### Data for the task
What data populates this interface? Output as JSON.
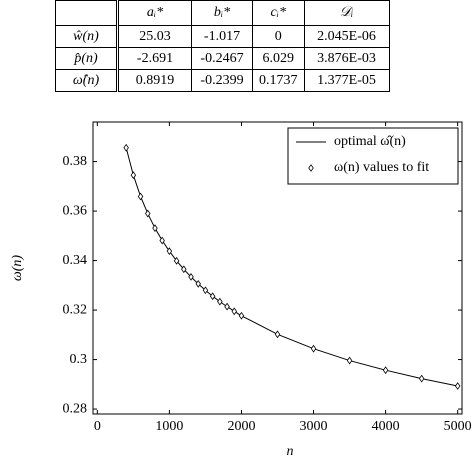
{
  "table": {
    "header": [
      "aᵢ*",
      "bᵢ*",
      "cᵢ*",
      "𝒟ᵢ"
    ],
    "rows": [
      [
        "ŵ(n)",
        "25.03",
        "-1.017",
        "0",
        "2.045E-06"
      ],
      [
        "p̂(n)",
        "-2.691",
        "-0.2467",
        "6.029",
        "3.876E-03"
      ],
      [
        "ω̂(n)",
        "0.8919",
        "-0.2399",
        "0.1737",
        "1.377E-05"
      ]
    ]
  },
  "chart_data": {
    "type": "line",
    "x_label": "n",
    "y_label": "ω(n)",
    "x": [
      400,
      500,
      600,
      700,
      800,
      900,
      1000,
      1100,
      1200,
      1300,
      1400,
      1500,
      1600,
      1700,
      1800,
      1900,
      2000,
      2500,
      3000,
      3500,
      4000,
      4500,
      5000
    ],
    "series": [
      {
        "name": "optimal ω̂(n)",
        "color": "#000000",
        "style": "line",
        "values": [
          0.3856,
          0.3745,
          0.3659,
          0.359,
          0.3531,
          0.3481,
          0.3438,
          0.3399,
          0.3365,
          0.3334,
          0.3306,
          0.328,
          0.3256,
          0.3234,
          0.3214,
          0.3195,
          0.3177,
          0.3102,
          0.3044,
          0.2996,
          0.2957,
          0.2923,
          0.2893
        ]
      },
      {
        "name": "ω(n) values to fit",
        "color": "#000000",
        "style": "marker",
        "values": [
          0.3856,
          0.3745,
          0.3659,
          0.359,
          0.3531,
          0.3481,
          0.3438,
          0.3399,
          0.3365,
          0.3334,
          0.3306,
          0.328,
          0.3256,
          0.3234,
          0.3214,
          0.3195,
          0.3177,
          0.3102,
          0.3044,
          0.2996,
          0.2957,
          0.2923,
          0.2893
        ]
      }
    ],
    "xlim": [
      -60,
      5060
    ],
    "xticks": [
      0,
      1000,
      2000,
      3000,
      4000,
      5000
    ],
    "ylim": [
      0.278,
      0.396
    ],
    "yticks": [
      0.28,
      0.3,
      0.32,
      0.34,
      0.36,
      0.38
    ],
    "legend": "upper right",
    "grid": false
  }
}
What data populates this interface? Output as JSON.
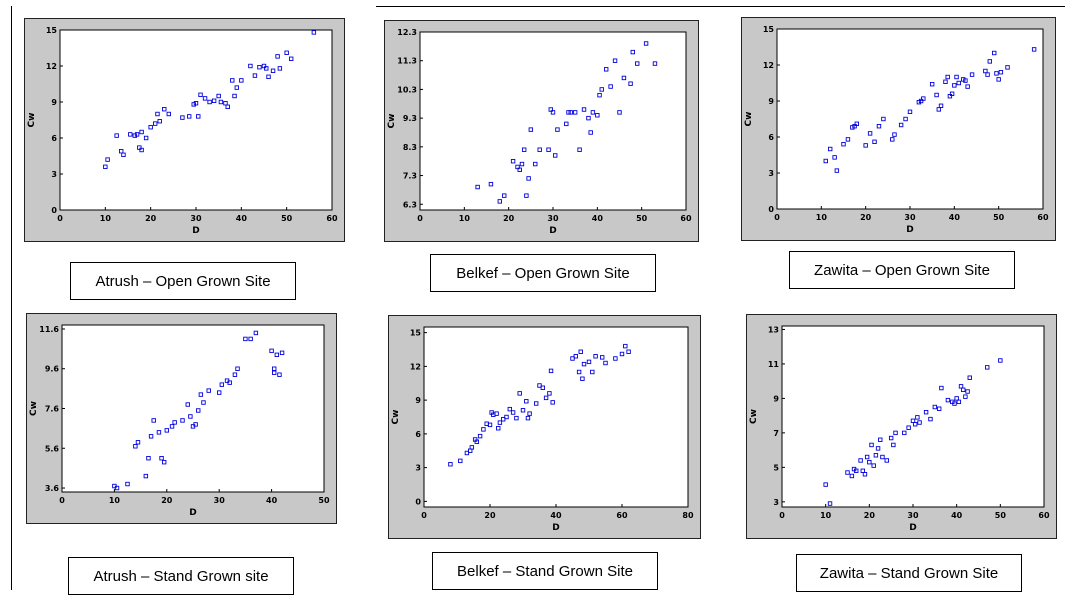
{
  "charts": [
    {
      "caption": "Atrush – Open Grown Site",
      "chart_data": {
        "type": "scatter",
        "xlabel": "D",
        "ylabel": "Cw",
        "xlim": [
          0,
          60
        ],
        "ylim": [
          0,
          15
        ],
        "xticks": [
          "0",
          "10",
          "20",
          "30",
          "40",
          "50",
          "60"
        ],
        "yticks": [
          "0",
          "3",
          "6",
          "9",
          "12",
          "15"
        ],
        "points": [
          [
            10,
            3.6
          ],
          [
            10.5,
            4.2
          ],
          [
            12.5,
            6.2
          ],
          [
            13.5,
            4.9
          ],
          [
            14,
            4.6
          ],
          [
            15.5,
            6.3
          ],
          [
            16.5,
            6.2
          ],
          [
            17,
            6.3
          ],
          [
            17.5,
            5.2
          ],
          [
            18,
            6.5
          ],
          [
            18,
            5
          ],
          [
            19,
            6
          ],
          [
            20,
            6.9
          ],
          [
            21,
            7.2
          ],
          [
            21.5,
            8
          ],
          [
            22,
            7.4
          ],
          [
            23,
            8.4
          ],
          [
            24,
            8
          ],
          [
            27,
            7.7
          ],
          [
            28.5,
            7.8
          ],
          [
            29.5,
            8.8
          ],
          [
            30,
            8.9
          ],
          [
            30.5,
            7.8
          ],
          [
            31,
            9.6
          ],
          [
            32,
            9.3
          ],
          [
            33,
            9
          ],
          [
            34,
            9.1
          ],
          [
            35,
            9.5
          ],
          [
            35.5,
            9
          ],
          [
            36.5,
            8.9
          ],
          [
            37,
            8.6
          ],
          [
            38,
            10.8
          ],
          [
            38.5,
            9.5
          ],
          [
            39,
            10.2
          ],
          [
            40,
            10.8
          ],
          [
            42,
            12
          ],
          [
            43,
            11.2
          ],
          [
            44,
            11.9
          ],
          [
            45,
            12
          ],
          [
            45.5,
            11.8
          ],
          [
            46,
            11.1
          ],
          [
            47,
            11.6
          ],
          [
            48,
            12.8
          ],
          [
            48.5,
            11.8
          ],
          [
            50,
            13.1
          ],
          [
            51,
            12.6
          ],
          [
            56,
            14.8
          ]
        ]
      }
    },
    {
      "caption": "Belkef – Open Grown Site",
      "chart_data": {
        "type": "scatter",
        "xlabel": "D",
        "ylabel": "Cw",
        "xlim": [
          0,
          60
        ],
        "ylim": [
          6.1,
          12.3
        ],
        "xticks": [
          "0",
          "10",
          "20",
          "30",
          "40",
          "50",
          "60"
        ],
        "yticks": [
          "6.3",
          "7.3",
          "8.3",
          "9.3",
          "10.3",
          "11.3",
          "12.3"
        ],
        "points": [
          [
            13,
            6.9
          ],
          [
            16,
            7
          ],
          [
            18,
            6.4
          ],
          [
            19,
            6.6
          ],
          [
            21,
            7.8
          ],
          [
            22,
            7.6
          ],
          [
            22.5,
            7.5
          ],
          [
            23,
            7.7
          ],
          [
            23.5,
            8.2
          ],
          [
            24,
            6.6
          ],
          [
            24.5,
            7.2
          ],
          [
            25,
            8.9
          ],
          [
            26,
            7.7
          ],
          [
            27,
            8.2
          ],
          [
            29,
            8.2
          ],
          [
            29.5,
            9.6
          ],
          [
            30,
            9.5
          ],
          [
            30.5,
            8
          ],
          [
            31,
            8.9
          ],
          [
            33,
            9.1
          ],
          [
            33.5,
            9.5
          ],
          [
            34,
            9.5
          ],
          [
            35,
            9.5
          ],
          [
            36,
            8.2
          ],
          [
            37,
            9.6
          ],
          [
            38,
            9.3
          ],
          [
            38.5,
            8.8
          ],
          [
            39,
            9.5
          ],
          [
            40,
            9.4
          ],
          [
            40.5,
            10.1
          ],
          [
            41,
            10.3
          ],
          [
            42,
            11
          ],
          [
            43,
            10.4
          ],
          [
            44,
            11.3
          ],
          [
            45,
            9.5
          ],
          [
            46,
            10.7
          ],
          [
            47.5,
            10.5
          ],
          [
            48,
            11.6
          ],
          [
            49,
            11.2
          ],
          [
            51,
            11.9
          ],
          [
            53,
            11.2
          ]
        ]
      }
    },
    {
      "caption": "Zawita – Open Grown Site",
      "chart_data": {
        "type": "scatter",
        "xlabel": "D",
        "ylabel": "Cw",
        "xlim": [
          0,
          60
        ],
        "ylim": [
          0,
          15
        ],
        "xticks": [
          "0",
          "10",
          "20",
          "30",
          "40",
          "50",
          "60"
        ],
        "yticks": [
          "0",
          "3",
          "6",
          "9",
          "12",
          "15"
        ],
        "points": [
          [
            11,
            4
          ],
          [
            12,
            5
          ],
          [
            13,
            4.3
          ],
          [
            13.5,
            3.2
          ],
          [
            15,
            5.4
          ],
          [
            16,
            5.8
          ],
          [
            17,
            6.8
          ],
          [
            17.5,
            6.9
          ],
          [
            18,
            7.1
          ],
          [
            20,
            5.3
          ],
          [
            21,
            6.3
          ],
          [
            22,
            5.6
          ],
          [
            23,
            6.9
          ],
          [
            24,
            7.5
          ],
          [
            26,
            5.8
          ],
          [
            26.5,
            6.2
          ],
          [
            28,
            7
          ],
          [
            29,
            7.5
          ],
          [
            30,
            8.1
          ],
          [
            32,
            8.9
          ],
          [
            32.5,
            9
          ],
          [
            33,
            9.2
          ],
          [
            35,
            10.4
          ],
          [
            36,
            9.5
          ],
          [
            36.5,
            8.3
          ],
          [
            37,
            8.6
          ],
          [
            38,
            10.6
          ],
          [
            38.5,
            11
          ],
          [
            39,
            9.4
          ],
          [
            39.5,
            9.6
          ],
          [
            40,
            10.3
          ],
          [
            40.5,
            11
          ],
          [
            41,
            10.5
          ],
          [
            42,
            10.8
          ],
          [
            42.5,
            10.7
          ],
          [
            43,
            10.2
          ],
          [
            44,
            11.2
          ],
          [
            47,
            11.5
          ],
          [
            47.5,
            11.2
          ],
          [
            48,
            12.3
          ],
          [
            49,
            13
          ],
          [
            49.5,
            11.3
          ],
          [
            50,
            10.8
          ],
          [
            50.5,
            11.4
          ],
          [
            52,
            11.8
          ],
          [
            58,
            13.3
          ]
        ]
      }
    },
    {
      "caption": "Atrush – Stand Grown site",
      "chart_data": {
        "type": "scatter",
        "xlabel": "D",
        "ylabel": "Cw",
        "xlim": [
          0,
          50
        ],
        "ylim": [
          3.4,
          11.8
        ],
        "xticks": [
          "0",
          "10",
          "20",
          "30",
          "40",
          "50"
        ],
        "yticks": [
          "3.6",
          "5.6",
          "7.6",
          "9.6",
          "11.6"
        ],
        "points": [
          [
            10,
            3.7
          ],
          [
            10.5,
            3.6
          ],
          [
            12.5,
            3.8
          ],
          [
            14,
            5.7
          ],
          [
            14.5,
            5.9
          ],
          [
            16,
            4.2
          ],
          [
            16.5,
            5.1
          ],
          [
            17,
            6.2
          ],
          [
            17.5,
            7
          ],
          [
            18.5,
            6.4
          ],
          [
            19,
            5.1
          ],
          [
            19.5,
            4.9
          ],
          [
            20,
            6.5
          ],
          [
            21,
            6.7
          ],
          [
            21.5,
            6.9
          ],
          [
            23,
            7
          ],
          [
            24,
            7.8
          ],
          [
            24.5,
            7.2
          ],
          [
            25,
            6.7
          ],
          [
            25.5,
            6.8
          ],
          [
            26,
            7.5
          ],
          [
            26.5,
            8.3
          ],
          [
            27,
            7.9
          ],
          [
            28,
            8.5
          ],
          [
            30,
            8.4
          ],
          [
            30.5,
            8.8
          ],
          [
            31.5,
            9
          ],
          [
            32,
            8.9
          ],
          [
            33,
            9.3
          ],
          [
            33.5,
            9.6
          ],
          [
            35,
            11.1
          ],
          [
            36,
            11.1
          ],
          [
            37,
            11.4
          ],
          [
            40,
            10.5
          ],
          [
            40.5,
            9.6
          ],
          [
            41,
            10.3
          ],
          [
            41.5,
            9.3
          ],
          [
            42,
            10.4
          ],
          [
            40.5,
            9.4
          ]
        ]
      }
    },
    {
      "caption": "Belkef – Stand Grown Site",
      "chart_data": {
        "type": "scatter",
        "xlabel": "D",
        "ylabel": "Cw",
        "xlim": [
          0,
          80
        ],
        "ylim": [
          -0.5,
          15.5
        ],
        "xticks": [
          "0",
          "20",
          "40",
          "60",
          "80"
        ],
        "yticks": [
          "0",
          "3",
          "6",
          "9",
          "12",
          "15"
        ],
        "points": [
          [
            8,
            3.3
          ],
          [
            11,
            3.6
          ],
          [
            13,
            4.3
          ],
          [
            14,
            4.5
          ],
          [
            14.5,
            4.8
          ],
          [
            15.5,
            5.5
          ],
          [
            16,
            5.3
          ],
          [
            17,
            5.8
          ],
          [
            18,
            6.4
          ],
          [
            19,
            6.9
          ],
          [
            20,
            6.8
          ],
          [
            20.5,
            7.9
          ],
          [
            21,
            7.7
          ],
          [
            22,
            7.8
          ],
          [
            22.5,
            6.5
          ],
          [
            23,
            7
          ],
          [
            24,
            7.3
          ],
          [
            25,
            7.5
          ],
          [
            26,
            8.2
          ],
          [
            27,
            7.9
          ],
          [
            28,
            7.4
          ],
          [
            29,
            9.6
          ],
          [
            30,
            8.1
          ],
          [
            31,
            8.9
          ],
          [
            31.5,
            7.4
          ],
          [
            32,
            7.8
          ],
          [
            34,
            8.7
          ],
          [
            35,
            10.3
          ],
          [
            36,
            10.1
          ],
          [
            37,
            9.2
          ],
          [
            38,
            9.6
          ],
          [
            38.5,
            11.6
          ],
          [
            39,
            8.8
          ],
          [
            45,
            12.7
          ],
          [
            46,
            12.9
          ],
          [
            47,
            11.5
          ],
          [
            47.5,
            13.3
          ],
          [
            48,
            10.9
          ],
          [
            48.5,
            12.2
          ],
          [
            50,
            12.4
          ],
          [
            51,
            11.5
          ],
          [
            52,
            12.9
          ],
          [
            54,
            12.8
          ],
          [
            55,
            12.3
          ],
          [
            58,
            12.7
          ],
          [
            60,
            13.1
          ],
          [
            61,
            13.8
          ],
          [
            62,
            13.3
          ]
        ]
      }
    },
    {
      "caption": "Zawita – Stand Grown Site",
      "chart_data": {
        "type": "scatter",
        "xlabel": "D",
        "ylabel": "Cw",
        "xlim": [
          0,
          60
        ],
        "ylim": [
          2.7,
          13.2
        ],
        "xticks": [
          "0",
          "10",
          "20",
          "30",
          "40",
          "50",
          "60"
        ],
        "yticks": [
          "3",
          "5",
          "7",
          "9",
          "11",
          "13"
        ],
        "points": [
          [
            10,
            4
          ],
          [
            11,
            2.9
          ],
          [
            15,
            4.7
          ],
          [
            16,
            4.5
          ],
          [
            16.5,
            4.9
          ],
          [
            17,
            4.8
          ],
          [
            18,
            5.4
          ],
          [
            18.5,
            4.8
          ],
          [
            19,
            4.6
          ],
          [
            19.5,
            5.6
          ],
          [
            20,
            5.3
          ],
          [
            20.5,
            6.3
          ],
          [
            21,
            5.1
          ],
          [
            21.5,
            5.7
          ],
          [
            22,
            6.1
          ],
          [
            22.5,
            6.6
          ],
          [
            23,
            5.6
          ],
          [
            24,
            5.4
          ],
          [
            25,
            6.7
          ],
          [
            25.5,
            6.3
          ],
          [
            26,
            7
          ],
          [
            28,
            7
          ],
          [
            29,
            7.3
          ],
          [
            30,
            7.7
          ],
          [
            30.5,
            7.5
          ],
          [
            31,
            7.9
          ],
          [
            31.5,
            7.6
          ],
          [
            33,
            8.2
          ],
          [
            34,
            7.8
          ],
          [
            35,
            8.5
          ],
          [
            36,
            8.4
          ],
          [
            36.5,
            9.6
          ],
          [
            38,
            8.9
          ],
          [
            39,
            8.8
          ],
          [
            39.5,
            8.7
          ],
          [
            40,
            9
          ],
          [
            40.5,
            8.8
          ],
          [
            41,
            9.7
          ],
          [
            41.5,
            9.5
          ],
          [
            42,
            9.1
          ],
          [
            42.5,
            9.4
          ],
          [
            43,
            10.2
          ],
          [
            47,
            10.8
          ],
          [
            50,
            11.2
          ]
        ]
      }
    }
  ],
  "marker_color": "#0000dd",
  "panel_bg": "#c8c8c8",
  "plot_bg": "#ffffff"
}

### Set exercise
List the lines of the material in which the word "Grown" occurs.

### Task output
      "caption": "Atrush – Open Grown Site",
      "caption": "Belkef – Open Grown Site",
      "caption": "Zawita – Open Grown Site",
      "caption": "Atrush – Stand Grown site",
      "caption": "Belkef – Stand Grown Site",
      "caption": "Zawita – Stand Grown Site",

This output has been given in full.